◆ Exercise objective: Repeat the data word for word. Do not include the pictures.
**** Dataset extract
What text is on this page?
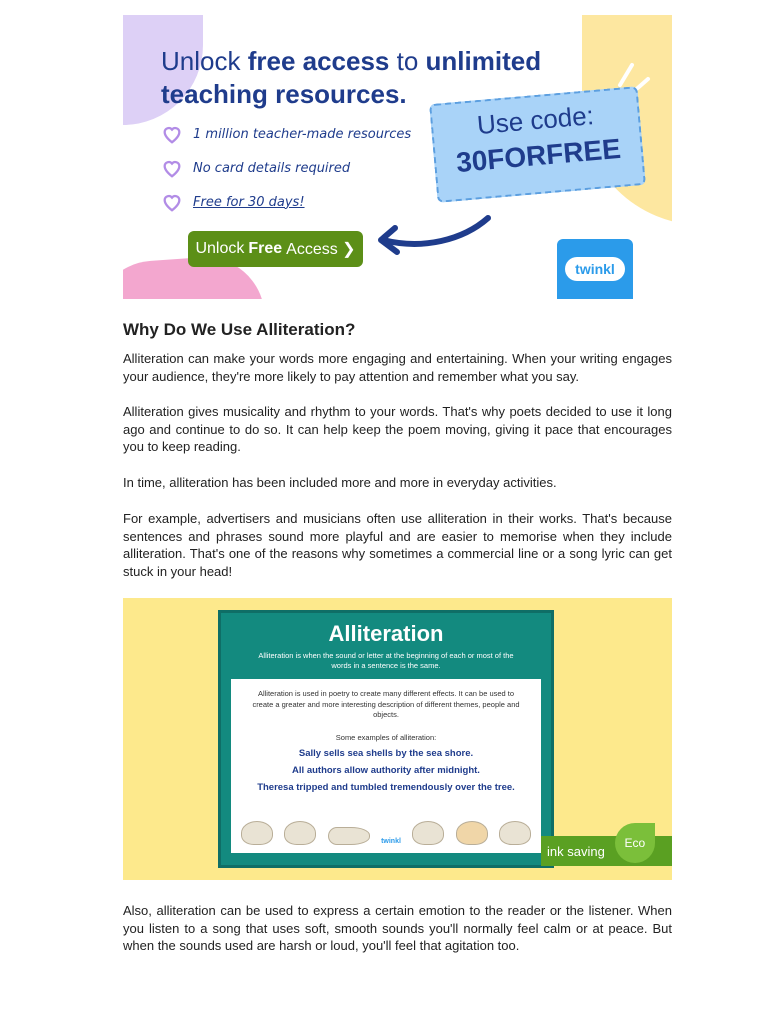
Unlock free access to unlimited teaching resources.
1 million teacher-made resources
No card details required
Free for 30 days!
Unlock Free Access ❯
Use code:
30FORFREE
twinkl
Why Do We Use Alliteration?
Alliteration can make your words more engaging and entertaining. When your writing engages your audience, they're more likely to pay attention and remember what you say.
Alliteration gives musicality and rhythm to your words. That's why poets decided to use it long ago and continue to do so. It can help keep the poem moving, giving it pace that encourages you to keep reading.
In time, alliteration has been included more and more in everyday activities.
For example, advertisers and musicians often use alliteration in their works. That's because sentences and phrases sound more playful and are easier to memorise when they include alliteration. That's one of the reasons why sometimes a commercial line or a song lyric can get stuck in your head!
Alliteration
Alliteration is when the sound or letter at the beginning of each or most of the words in a sentence is the same.
Alliteration is used in poetry to create many different effects. It can be used to create a greater and more interesting description of different themes, people and objects.
Some examples of alliteration:
Sally sells sea shells by the sea shore.
All authors allow authority after midnight.
Theresa tripped and tumbled tremendously over the tree.
twinkl
ink saving
Eco
Also, alliteration can be used to express a certain emotion to the reader or the listener. When you listen to a song that uses soft, smooth sounds you'll normally feel calm or at peace. But when the sounds used are harsh or loud, you'll feel that agitation too.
********
◆ Final result:
What text is on this page?
Unlock free access to unlimited teaching resources.
1 million teacher-made resources
No card details required
Free for 30 days!
Unlock Free Access ❯
Use code:
30FORFREE
twinkl
Why Do We Use Alliteration?
Alliteration can make your words more engaging and entertaining. When your writing engages your audience, they're more likely to pay attention and remember what you say.
Alliteration gives musicality and rhythm to your words. That's why poets decided to use it long ago and continue to do so. It can help keep the poem moving, giving it pace that encourages you to keep reading.
In time, alliteration has been included more and more in everyday activities.
For example, advertisers and musicians often use alliteration in their works. That's because sentences and phrases sound more playful and are easier to memorise when they include alliteration. That's one of the reasons why sometimes a commercial line or a song lyric can get stuck in your head!
Alliteration
Alliteration is when the sound or letter at the beginning of each or most of the words in a sentence is the same.
Alliteration is used in poetry to create many different effects. It can be used to create a greater and more interesting description of different themes, people and objects.
Some examples of alliteration:
Sally sells sea shells by the sea shore.
All authors allow authority after midnight.
Theresa tripped and tumbled tremendously over the tree.
twinkl
ink saving
Eco
Also, alliteration can be used to express a certain emotion to the reader or the listener. When you listen to a song that uses soft, smooth sounds you'll normally feel calm or at peace. But when the sounds used are harsh or loud, you'll feel that agitation too.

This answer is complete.